start Material for this task

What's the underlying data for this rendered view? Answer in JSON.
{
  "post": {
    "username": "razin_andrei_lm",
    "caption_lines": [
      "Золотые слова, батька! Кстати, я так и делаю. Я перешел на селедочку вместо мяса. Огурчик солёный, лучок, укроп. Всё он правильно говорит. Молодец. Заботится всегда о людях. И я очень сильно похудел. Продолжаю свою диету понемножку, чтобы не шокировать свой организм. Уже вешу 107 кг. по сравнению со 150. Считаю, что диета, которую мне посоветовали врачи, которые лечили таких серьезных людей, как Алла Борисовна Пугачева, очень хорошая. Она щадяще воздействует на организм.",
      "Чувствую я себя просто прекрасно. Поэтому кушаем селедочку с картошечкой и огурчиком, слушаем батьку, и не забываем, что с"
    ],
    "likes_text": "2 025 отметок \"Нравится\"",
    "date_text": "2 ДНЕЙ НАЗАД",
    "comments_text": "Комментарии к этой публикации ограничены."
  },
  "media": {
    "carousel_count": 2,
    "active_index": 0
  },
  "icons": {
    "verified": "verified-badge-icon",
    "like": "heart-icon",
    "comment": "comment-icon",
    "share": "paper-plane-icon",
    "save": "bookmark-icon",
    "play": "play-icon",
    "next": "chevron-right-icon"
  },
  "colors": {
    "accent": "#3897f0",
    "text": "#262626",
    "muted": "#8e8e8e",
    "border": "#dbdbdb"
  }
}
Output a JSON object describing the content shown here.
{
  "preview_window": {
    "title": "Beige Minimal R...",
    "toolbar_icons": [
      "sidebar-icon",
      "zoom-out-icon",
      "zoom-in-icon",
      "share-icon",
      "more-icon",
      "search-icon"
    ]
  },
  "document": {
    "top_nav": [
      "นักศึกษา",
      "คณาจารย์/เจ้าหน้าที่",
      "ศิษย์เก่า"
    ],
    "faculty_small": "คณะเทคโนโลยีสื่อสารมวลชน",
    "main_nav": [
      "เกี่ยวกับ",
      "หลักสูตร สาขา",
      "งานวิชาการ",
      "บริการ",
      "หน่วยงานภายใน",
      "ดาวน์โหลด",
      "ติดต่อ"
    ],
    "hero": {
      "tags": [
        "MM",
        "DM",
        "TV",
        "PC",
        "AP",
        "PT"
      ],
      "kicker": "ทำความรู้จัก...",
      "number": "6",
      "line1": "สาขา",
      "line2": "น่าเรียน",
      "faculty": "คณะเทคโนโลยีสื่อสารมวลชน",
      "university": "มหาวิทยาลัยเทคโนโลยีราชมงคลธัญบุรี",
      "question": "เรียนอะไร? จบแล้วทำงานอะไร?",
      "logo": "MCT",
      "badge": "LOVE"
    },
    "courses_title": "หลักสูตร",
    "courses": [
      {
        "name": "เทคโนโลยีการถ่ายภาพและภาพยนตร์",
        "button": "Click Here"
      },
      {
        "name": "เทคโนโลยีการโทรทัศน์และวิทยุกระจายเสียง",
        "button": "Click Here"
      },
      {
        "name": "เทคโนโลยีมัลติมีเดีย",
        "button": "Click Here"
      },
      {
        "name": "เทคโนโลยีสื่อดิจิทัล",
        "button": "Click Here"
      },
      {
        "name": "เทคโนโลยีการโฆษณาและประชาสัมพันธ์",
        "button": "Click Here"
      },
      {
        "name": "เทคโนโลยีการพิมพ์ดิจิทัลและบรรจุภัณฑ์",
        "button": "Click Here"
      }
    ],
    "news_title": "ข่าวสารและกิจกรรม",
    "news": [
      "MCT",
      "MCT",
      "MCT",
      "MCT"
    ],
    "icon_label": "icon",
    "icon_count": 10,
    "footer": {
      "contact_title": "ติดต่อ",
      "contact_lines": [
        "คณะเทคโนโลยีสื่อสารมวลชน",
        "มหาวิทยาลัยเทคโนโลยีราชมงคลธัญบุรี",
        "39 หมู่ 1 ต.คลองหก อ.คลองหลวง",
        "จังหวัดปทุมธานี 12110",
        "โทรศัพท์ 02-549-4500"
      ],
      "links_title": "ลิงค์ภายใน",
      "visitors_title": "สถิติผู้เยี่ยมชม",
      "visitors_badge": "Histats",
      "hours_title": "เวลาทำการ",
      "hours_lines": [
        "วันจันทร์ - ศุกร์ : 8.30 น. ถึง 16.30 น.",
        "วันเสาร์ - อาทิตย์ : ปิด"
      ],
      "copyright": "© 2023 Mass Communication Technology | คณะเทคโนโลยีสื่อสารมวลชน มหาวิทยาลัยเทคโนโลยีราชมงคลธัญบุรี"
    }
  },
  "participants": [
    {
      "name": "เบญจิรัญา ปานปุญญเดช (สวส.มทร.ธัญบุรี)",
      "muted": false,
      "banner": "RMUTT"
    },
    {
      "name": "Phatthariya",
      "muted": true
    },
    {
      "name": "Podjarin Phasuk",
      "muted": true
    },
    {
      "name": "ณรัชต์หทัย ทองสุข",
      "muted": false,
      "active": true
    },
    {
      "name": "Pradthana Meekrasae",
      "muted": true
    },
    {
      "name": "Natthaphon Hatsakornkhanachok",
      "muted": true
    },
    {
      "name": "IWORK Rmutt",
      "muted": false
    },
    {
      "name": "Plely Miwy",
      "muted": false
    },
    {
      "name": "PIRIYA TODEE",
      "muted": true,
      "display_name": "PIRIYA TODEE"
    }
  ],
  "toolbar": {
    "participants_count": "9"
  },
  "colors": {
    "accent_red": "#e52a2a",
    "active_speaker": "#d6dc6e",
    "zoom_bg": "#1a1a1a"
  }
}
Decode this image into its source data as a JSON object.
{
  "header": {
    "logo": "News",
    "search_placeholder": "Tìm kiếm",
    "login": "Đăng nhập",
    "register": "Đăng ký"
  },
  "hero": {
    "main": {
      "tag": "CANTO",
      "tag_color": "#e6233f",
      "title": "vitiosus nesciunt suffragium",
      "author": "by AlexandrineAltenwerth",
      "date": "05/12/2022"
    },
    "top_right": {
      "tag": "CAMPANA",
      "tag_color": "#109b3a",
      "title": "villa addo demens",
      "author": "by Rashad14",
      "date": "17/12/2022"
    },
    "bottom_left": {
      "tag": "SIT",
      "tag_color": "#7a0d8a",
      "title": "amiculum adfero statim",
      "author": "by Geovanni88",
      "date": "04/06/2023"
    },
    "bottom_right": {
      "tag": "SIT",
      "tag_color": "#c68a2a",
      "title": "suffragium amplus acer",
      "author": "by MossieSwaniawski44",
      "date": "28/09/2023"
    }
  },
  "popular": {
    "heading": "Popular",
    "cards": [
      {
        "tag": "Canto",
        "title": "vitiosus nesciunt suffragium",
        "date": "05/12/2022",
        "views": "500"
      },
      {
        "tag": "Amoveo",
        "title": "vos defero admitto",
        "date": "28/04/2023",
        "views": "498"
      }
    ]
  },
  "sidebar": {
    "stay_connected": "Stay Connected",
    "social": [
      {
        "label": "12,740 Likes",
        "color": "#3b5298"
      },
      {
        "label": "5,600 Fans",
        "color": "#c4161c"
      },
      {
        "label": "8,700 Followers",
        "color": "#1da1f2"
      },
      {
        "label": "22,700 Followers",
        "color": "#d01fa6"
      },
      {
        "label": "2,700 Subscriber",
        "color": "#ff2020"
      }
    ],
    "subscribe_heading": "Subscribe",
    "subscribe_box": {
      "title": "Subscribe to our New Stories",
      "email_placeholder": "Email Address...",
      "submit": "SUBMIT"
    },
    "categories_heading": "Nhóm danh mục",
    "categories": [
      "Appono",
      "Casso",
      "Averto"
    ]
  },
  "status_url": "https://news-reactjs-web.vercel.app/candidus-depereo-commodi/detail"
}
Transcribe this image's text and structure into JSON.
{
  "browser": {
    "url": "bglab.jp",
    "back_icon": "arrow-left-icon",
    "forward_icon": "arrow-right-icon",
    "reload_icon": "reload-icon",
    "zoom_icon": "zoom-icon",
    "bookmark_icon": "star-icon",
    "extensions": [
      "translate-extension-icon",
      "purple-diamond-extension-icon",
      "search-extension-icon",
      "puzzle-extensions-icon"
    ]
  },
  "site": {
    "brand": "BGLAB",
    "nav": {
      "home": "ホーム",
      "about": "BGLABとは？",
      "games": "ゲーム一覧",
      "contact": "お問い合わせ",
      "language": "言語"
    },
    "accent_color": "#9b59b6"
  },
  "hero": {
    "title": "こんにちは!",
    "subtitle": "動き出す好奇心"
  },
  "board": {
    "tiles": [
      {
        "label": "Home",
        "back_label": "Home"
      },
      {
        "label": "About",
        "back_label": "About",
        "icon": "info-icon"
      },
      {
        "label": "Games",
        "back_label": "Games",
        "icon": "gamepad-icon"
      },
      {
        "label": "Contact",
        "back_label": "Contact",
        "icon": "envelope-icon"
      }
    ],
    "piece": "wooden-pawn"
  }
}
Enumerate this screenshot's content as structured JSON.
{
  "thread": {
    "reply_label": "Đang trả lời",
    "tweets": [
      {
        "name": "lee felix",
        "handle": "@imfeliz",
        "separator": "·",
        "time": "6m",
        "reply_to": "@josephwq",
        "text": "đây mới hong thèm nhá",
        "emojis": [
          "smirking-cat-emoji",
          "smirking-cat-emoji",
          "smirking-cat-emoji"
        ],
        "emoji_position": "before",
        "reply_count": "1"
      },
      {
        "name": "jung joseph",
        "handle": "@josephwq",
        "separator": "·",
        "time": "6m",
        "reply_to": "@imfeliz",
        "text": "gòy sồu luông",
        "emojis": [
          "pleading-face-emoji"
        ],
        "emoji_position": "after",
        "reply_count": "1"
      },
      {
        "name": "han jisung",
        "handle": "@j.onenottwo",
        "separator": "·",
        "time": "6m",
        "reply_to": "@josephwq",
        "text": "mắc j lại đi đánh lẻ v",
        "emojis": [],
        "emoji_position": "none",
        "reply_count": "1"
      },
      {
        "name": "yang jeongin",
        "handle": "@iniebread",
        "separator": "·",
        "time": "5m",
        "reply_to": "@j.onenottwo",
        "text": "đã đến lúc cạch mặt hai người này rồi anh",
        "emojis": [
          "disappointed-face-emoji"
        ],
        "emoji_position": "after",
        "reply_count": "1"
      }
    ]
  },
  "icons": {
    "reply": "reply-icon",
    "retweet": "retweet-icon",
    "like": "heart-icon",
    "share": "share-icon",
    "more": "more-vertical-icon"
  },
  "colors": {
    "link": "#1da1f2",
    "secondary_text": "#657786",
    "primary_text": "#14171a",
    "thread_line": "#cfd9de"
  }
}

end Material for this task

> _Problem_
Return each line with "author".

> _In response_
      "author": "by AlexandrineAltenwerth",
      "author": "by Rashad14",
      "author": "by Geovanni88",
      "author": "by MossieSwaniawski44",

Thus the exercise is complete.